Start Records supplied

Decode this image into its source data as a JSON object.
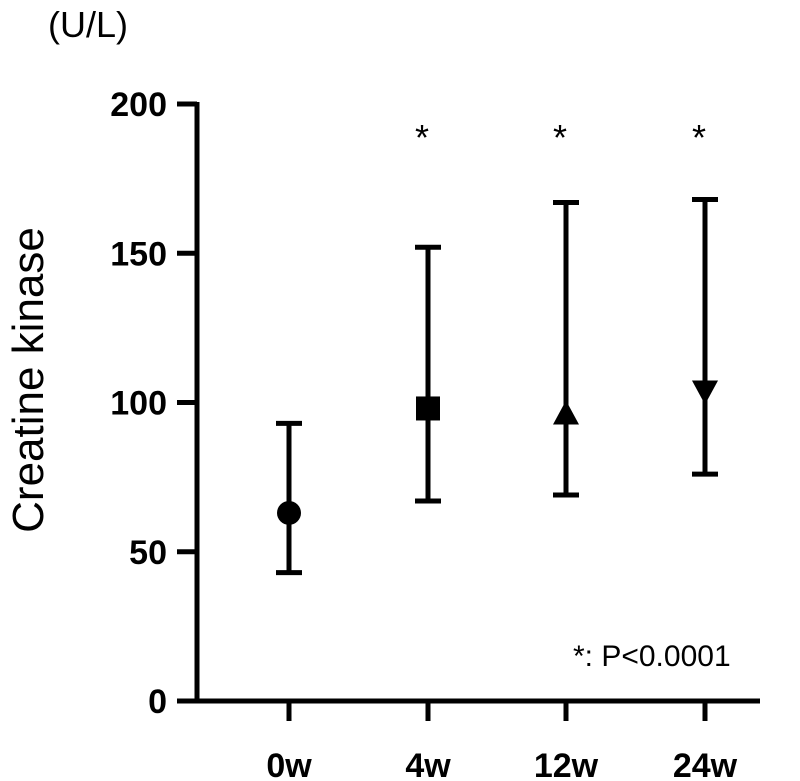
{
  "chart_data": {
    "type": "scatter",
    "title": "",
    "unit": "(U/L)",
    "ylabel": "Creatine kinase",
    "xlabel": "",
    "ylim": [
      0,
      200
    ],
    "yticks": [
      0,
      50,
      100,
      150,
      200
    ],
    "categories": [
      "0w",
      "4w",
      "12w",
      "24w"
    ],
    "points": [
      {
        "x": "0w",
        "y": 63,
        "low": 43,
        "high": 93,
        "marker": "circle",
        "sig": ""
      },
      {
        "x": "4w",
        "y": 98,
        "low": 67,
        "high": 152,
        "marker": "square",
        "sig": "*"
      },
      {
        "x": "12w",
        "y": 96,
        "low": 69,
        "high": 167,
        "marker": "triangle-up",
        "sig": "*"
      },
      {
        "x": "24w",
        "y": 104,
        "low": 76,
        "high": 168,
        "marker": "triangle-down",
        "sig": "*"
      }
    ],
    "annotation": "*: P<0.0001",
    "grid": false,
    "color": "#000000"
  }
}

End Records supplied
Start Records supplied

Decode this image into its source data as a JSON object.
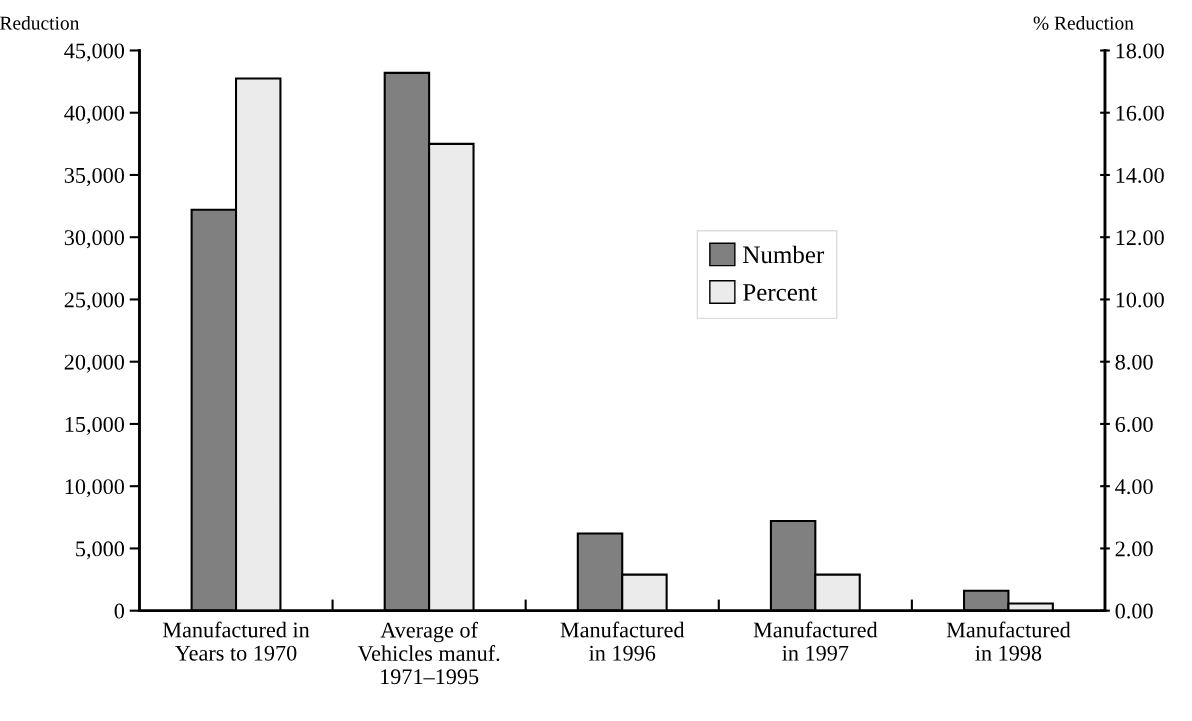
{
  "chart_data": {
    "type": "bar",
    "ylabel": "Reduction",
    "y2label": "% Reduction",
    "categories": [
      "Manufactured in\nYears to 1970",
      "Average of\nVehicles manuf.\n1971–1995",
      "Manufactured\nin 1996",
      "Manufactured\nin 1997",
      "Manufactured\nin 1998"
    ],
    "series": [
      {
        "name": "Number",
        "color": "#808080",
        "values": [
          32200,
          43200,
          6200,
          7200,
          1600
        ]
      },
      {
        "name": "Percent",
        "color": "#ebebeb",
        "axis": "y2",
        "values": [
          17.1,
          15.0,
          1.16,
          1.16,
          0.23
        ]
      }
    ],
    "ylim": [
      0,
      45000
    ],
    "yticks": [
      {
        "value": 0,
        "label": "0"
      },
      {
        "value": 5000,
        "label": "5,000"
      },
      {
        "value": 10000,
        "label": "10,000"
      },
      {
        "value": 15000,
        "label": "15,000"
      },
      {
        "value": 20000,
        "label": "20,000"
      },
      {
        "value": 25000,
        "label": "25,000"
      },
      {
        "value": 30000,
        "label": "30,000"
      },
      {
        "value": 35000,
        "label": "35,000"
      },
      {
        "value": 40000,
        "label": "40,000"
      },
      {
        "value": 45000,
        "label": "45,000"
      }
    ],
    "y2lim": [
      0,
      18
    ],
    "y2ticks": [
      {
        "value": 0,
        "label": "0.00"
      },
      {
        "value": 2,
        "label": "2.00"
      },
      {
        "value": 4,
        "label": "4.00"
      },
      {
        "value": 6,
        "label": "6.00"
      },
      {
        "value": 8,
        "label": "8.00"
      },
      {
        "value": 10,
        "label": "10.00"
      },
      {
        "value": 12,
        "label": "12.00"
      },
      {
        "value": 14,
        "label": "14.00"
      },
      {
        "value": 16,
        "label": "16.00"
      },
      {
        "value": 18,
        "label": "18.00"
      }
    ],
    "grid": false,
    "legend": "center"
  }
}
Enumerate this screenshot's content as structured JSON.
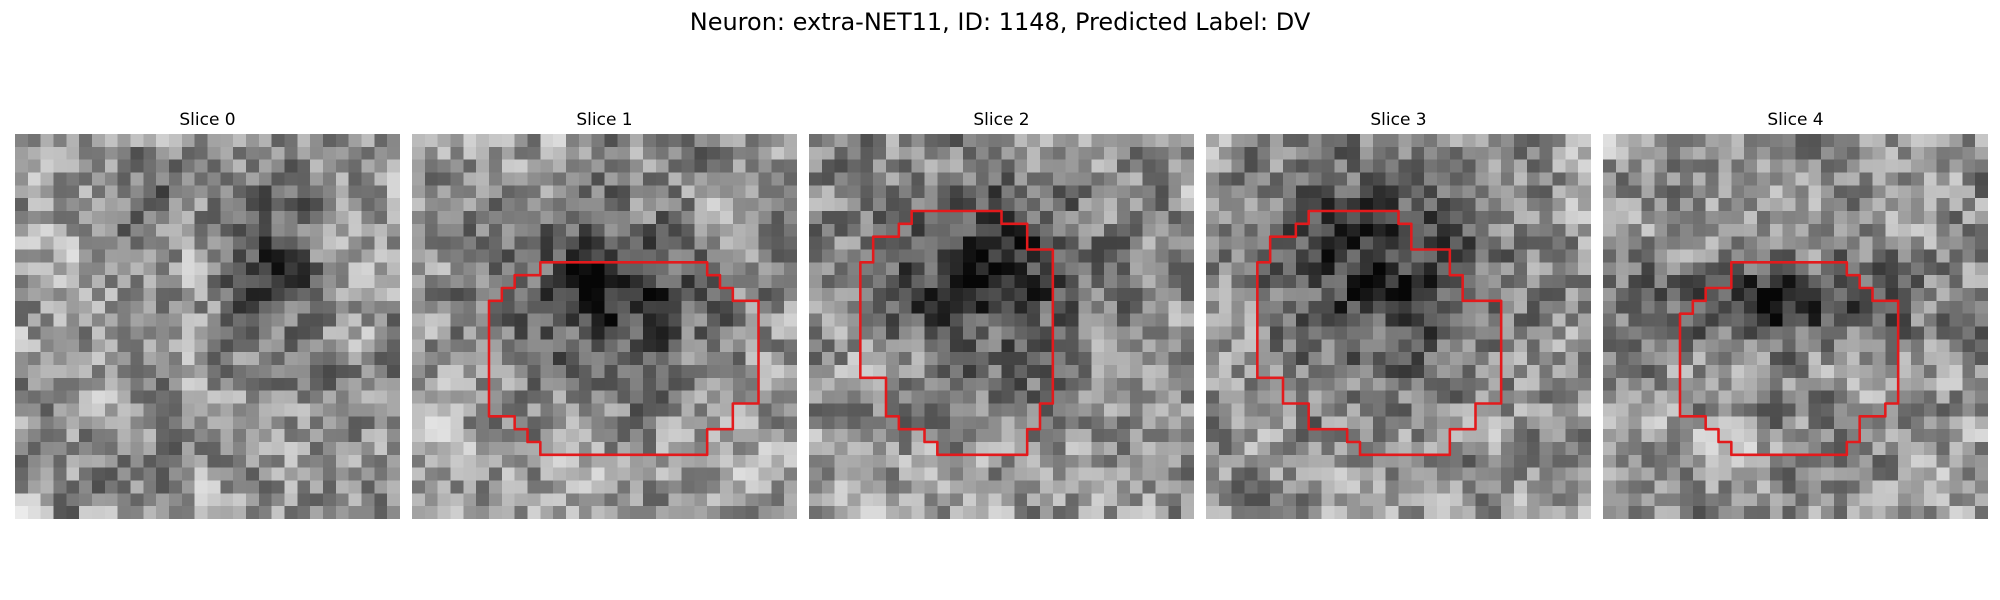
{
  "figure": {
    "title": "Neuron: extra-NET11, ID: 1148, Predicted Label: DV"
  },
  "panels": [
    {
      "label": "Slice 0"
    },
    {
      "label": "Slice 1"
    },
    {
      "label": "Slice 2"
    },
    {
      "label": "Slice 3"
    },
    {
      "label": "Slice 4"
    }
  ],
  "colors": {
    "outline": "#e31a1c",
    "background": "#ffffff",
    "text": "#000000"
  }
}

End Records supplied

Task description
Copy out every line where the word "Reduction" occurs.

Output
    "ylabel": "Reduction",
    "y2label": "% Reduction",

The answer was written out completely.